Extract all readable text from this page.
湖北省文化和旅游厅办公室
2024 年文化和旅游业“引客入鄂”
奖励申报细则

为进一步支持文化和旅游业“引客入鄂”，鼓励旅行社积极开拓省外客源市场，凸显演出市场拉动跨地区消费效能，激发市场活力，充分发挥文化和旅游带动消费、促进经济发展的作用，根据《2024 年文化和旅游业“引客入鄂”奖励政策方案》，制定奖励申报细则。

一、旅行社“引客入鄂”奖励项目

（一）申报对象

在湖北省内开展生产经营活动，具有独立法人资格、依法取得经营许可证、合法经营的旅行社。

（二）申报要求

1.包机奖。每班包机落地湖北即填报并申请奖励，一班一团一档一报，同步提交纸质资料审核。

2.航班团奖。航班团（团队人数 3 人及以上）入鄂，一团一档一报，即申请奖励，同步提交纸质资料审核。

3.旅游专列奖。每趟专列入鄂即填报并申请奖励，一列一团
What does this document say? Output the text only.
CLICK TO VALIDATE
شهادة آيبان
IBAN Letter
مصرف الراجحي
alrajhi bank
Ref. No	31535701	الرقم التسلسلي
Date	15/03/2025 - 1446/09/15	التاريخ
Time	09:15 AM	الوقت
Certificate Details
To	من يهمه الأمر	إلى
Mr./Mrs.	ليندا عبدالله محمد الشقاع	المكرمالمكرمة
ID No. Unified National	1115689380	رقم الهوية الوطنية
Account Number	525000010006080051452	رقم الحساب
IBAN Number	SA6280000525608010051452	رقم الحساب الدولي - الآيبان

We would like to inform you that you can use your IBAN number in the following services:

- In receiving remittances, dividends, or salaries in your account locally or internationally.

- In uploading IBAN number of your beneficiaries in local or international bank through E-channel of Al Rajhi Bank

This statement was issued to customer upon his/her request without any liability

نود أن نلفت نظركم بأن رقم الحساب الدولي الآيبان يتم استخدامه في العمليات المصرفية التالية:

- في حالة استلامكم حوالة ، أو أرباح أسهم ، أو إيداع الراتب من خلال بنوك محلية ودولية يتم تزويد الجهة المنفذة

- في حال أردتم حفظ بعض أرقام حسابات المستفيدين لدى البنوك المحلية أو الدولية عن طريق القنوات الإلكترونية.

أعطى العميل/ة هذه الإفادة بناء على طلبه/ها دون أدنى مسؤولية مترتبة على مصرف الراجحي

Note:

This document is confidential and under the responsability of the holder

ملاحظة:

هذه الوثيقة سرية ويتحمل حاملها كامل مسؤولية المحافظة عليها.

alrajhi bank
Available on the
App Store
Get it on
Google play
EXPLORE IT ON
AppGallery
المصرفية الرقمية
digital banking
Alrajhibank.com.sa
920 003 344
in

WHAT THE TASK REQUIRES - Print the material above once more, exactly.

FULL OUTPUT -
Extract all readable text from this page.
湖北省文化和旅游厅办公室
2024 年文化和旅游业“引客入鄂”
奖励申报细则

为进一步支持文化和旅游业“引客入鄂”，鼓励旅行社积极开拓省外客源市场，凸显演出市场拉动跨地区消费效能，激发市场活力，充分发挥文化和旅游带动消费、促进经济发展的作用，根据《2024 年文化和旅游业“引客入鄂”奖励政策方案》，制定奖励申报细则。

一、旅行社“引客入鄂”奖励项目

（一）申报对象

在湖北省内开展生产经营活动，具有独立法人资格、依法取得经营许可证、合法经营的旅行社。

（二）申报要求

1.包机奖。每班包机落地湖北即填报并申请奖励，一班一团一档一报，同步提交纸质资料审核。

2.航班团奖。航班团（团队人数 3 人及以上）入鄂，一团一档一报，即申请奖励，同步提交纸质资料审核。

3.旅游专列奖。每趟专列入鄂即填报并申请奖励，一列一团
What does this document say? Output the text only.
CLICK TO VALIDATE
شهادة آيبان
IBAN Letter
مصرف الراجحي
alrajhi bank
Ref. No	31535701	الرقم التسلسلي
Date	15/03/2025 - 1446/09/15	التاريخ
Time	09:15 AM	الوقت
Certificate Details
To	من يهمه الأمر	إلى
Mr./Mrs.	ليندا عبدالله محمد الشقاع	المكرمالمكرمة
ID No. Unified National	1115689380	رقم الهوية الوطنية
Account Number	525000010006080051452	رقم الحساب
IBAN Number	SA6280000525608010051452	رقم الحساب الدولي - الآيبان

We would like to inform you that you can use your IBAN number in the following services:

- In receiving remittances, dividends, or salaries in your account locally or internationally.

- In uploading IBAN number of your beneficiaries in local or international bank through E-channel of Al Rajhi Bank

This statement was issued to customer upon his/her request without any liability

نود أن نلفت نظركم بأن رقم الحساب الدولي الآيبان يتم استخدامه في العمليات المصرفية التالية:

- في حالة استلامكم حوالة ، أو أرباح أسهم ، أو إيداع الراتب من خلال بنوك محلية ودولية يتم تزويد الجهة المنفذة

- في حال أردتم حفظ بعض أرقام حسابات المستفيدين لدى البنوك المحلية أو الدولية عن طريق القنوات الإلكترونية.

أعطى العميل/ة هذه الإفادة بناء على طلبه/ها دون أدنى مسؤولية مترتبة على مصرف الراجحي

Note:

This document is confidential and under the responsability of the holder

ملاحظة:

هذه الوثيقة سرية ويتحمل حاملها كامل مسؤولية المحافظة عليها.

alrajhi bank
Available on the
App Store
Get it on
Google play
EXPLORE IT ON
AppGallery
المصرفية الرقمية
digital banking
Alrajhibank.com.sa
920 003 344
in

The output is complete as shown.